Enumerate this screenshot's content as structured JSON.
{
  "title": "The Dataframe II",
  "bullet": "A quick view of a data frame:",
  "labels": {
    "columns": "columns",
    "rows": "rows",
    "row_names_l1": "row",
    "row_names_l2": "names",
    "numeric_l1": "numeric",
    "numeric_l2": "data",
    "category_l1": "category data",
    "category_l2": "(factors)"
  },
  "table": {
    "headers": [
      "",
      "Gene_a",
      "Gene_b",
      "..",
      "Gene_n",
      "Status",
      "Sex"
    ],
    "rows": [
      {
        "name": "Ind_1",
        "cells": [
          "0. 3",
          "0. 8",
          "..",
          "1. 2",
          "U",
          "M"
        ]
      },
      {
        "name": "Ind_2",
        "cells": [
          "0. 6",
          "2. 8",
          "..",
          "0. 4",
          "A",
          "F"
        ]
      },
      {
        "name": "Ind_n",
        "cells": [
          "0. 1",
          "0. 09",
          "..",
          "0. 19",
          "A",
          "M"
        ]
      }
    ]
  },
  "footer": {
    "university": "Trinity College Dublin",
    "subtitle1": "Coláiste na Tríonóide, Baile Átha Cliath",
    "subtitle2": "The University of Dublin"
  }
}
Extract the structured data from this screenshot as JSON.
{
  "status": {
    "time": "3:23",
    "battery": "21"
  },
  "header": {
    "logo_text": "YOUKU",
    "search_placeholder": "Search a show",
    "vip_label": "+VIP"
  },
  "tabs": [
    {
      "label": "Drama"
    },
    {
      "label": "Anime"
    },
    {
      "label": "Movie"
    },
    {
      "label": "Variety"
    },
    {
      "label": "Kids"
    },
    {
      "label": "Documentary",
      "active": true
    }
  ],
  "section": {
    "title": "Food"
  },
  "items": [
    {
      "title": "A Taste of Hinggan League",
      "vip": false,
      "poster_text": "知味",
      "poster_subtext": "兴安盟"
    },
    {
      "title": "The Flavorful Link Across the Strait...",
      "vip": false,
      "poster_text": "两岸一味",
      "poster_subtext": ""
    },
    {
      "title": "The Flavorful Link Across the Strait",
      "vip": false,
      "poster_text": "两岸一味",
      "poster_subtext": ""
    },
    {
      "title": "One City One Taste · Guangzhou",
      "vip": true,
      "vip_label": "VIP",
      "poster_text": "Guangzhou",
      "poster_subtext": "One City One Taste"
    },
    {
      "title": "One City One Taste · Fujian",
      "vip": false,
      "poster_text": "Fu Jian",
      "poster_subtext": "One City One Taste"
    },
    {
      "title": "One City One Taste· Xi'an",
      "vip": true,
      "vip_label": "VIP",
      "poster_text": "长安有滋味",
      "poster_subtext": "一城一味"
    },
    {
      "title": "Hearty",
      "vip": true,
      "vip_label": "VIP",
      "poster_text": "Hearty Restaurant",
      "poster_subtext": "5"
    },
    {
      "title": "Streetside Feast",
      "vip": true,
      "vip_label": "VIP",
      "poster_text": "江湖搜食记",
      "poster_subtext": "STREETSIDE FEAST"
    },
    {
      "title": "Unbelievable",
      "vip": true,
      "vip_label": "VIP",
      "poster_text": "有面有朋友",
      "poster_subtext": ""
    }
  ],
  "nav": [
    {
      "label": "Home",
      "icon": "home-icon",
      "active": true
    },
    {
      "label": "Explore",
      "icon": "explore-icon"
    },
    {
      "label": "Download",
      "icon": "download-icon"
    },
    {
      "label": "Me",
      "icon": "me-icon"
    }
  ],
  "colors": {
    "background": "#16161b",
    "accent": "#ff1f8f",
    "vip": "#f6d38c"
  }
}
============
Take the entries above and transcribe them exactly.

Completed task |
Enumerate this screenshot's content as structured JSON.
{
  "title": "The Dataframe II",
  "bullet": "A quick view of a data frame:",
  "labels": {
    "columns": "columns",
    "rows": "rows",
    "row_names_l1": "row",
    "row_names_l2": "names",
    "numeric_l1": "numeric",
    "numeric_l2": "data",
    "category_l1": "category data",
    "category_l2": "(factors)"
  },
  "table": {
    "headers": [
      "",
      "Gene_a",
      "Gene_b",
      "..",
      "Gene_n",
      "Status",
      "Sex"
    ],
    "rows": [
      {
        "name": "Ind_1",
        "cells": [
          "0. 3",
          "0. 8",
          "..",
          "1. 2",
          "U",
          "M"
        ]
      },
      {
        "name": "Ind_2",
        "cells": [
          "0. 6",
          "2. 8",
          "..",
          "0. 4",
          "A",
          "F"
        ]
      },
      {
        "name": "Ind_n",
        "cells": [
          "0. 1",
          "0. 09",
          "..",
          "0. 19",
          "A",
          "M"
        ]
      }
    ]
  },
  "footer": {
    "university": "Trinity College Dublin",
    "subtitle1": "Coláiste na Tríonóide, Baile Átha Cliath",
    "subtitle2": "The University of Dublin"
  }
}
Extract the structured data from this screenshot as JSON.
{
  "status": {
    "time": "3:23",
    "battery": "21"
  },
  "header": {
    "logo_text": "YOUKU",
    "search_placeholder": "Search a show",
    "vip_label": "+VIP"
  },
  "tabs": [
    {
      "label": "Drama"
    },
    {
      "label": "Anime"
    },
    {
      "label": "Movie"
    },
    {
      "label": "Variety"
    },
    {
      "label": "Kids"
    },
    {
      "label": "Documentary",
      "active": true
    }
  ],
  "section": {
    "title": "Food"
  },
  "items": [
    {
      "title": "A Taste of Hinggan League",
      "vip": false,
      "poster_text": "知味",
      "poster_subtext": "兴安盟"
    },
    {
      "title": "The Flavorful Link Across the Strait...",
      "vip": false,
      "poster_text": "两岸一味",
      "poster_subtext": ""
    },
    {
      "title": "The Flavorful Link Across the Strait",
      "vip": false,
      "poster_text": "两岸一味",
      "poster_subtext": ""
    },
    {
      "title": "One City One Taste · Guangzhou",
      "vip": true,
      "vip_label": "VIP",
      "poster_text": "Guangzhou",
      "poster_subtext": "One City One Taste"
    },
    {
      "title": "One City One Taste · Fujian",
      "vip": false,
      "poster_text": "Fu Jian",
      "poster_subtext": "One City One Taste"
    },
    {
      "title": "One City One Taste· Xi'an",
      "vip": true,
      "vip_label": "VIP",
      "poster_text": "长安有滋味",
      "poster_subtext": "一城一味"
    },
    {
      "title": "Hearty",
      "vip": true,
      "vip_label": "VIP",
      "poster_text": "Hearty Restaurant",
      "poster_subtext": "5"
    },
    {
      "title": "Streetside Feast",
      "vip": true,
      "vip_label": "VIP",
      "poster_text": "江湖搜食记",
      "poster_subtext": "STREETSIDE FEAST"
    },
    {
      "title": "Unbelievable",
      "vip": true,
      "vip_label": "VIP",
      "poster_text": "有面有朋友",
      "poster_subtext": ""
    }
  ],
  "nav": [
    {
      "label": "Home",
      "icon": "home-icon",
      "active": true
    },
    {
      "label": "Explore",
      "icon": "explore-icon"
    },
    {
      "label": "Download",
      "icon": "download-icon"
    },
    {
      "label": "Me",
      "icon": "me-icon"
    }
  ],
  "colors": {
    "background": "#16161b",
    "accent": "#ff1f8f",
    "vip": "#f6d38c"
  }
}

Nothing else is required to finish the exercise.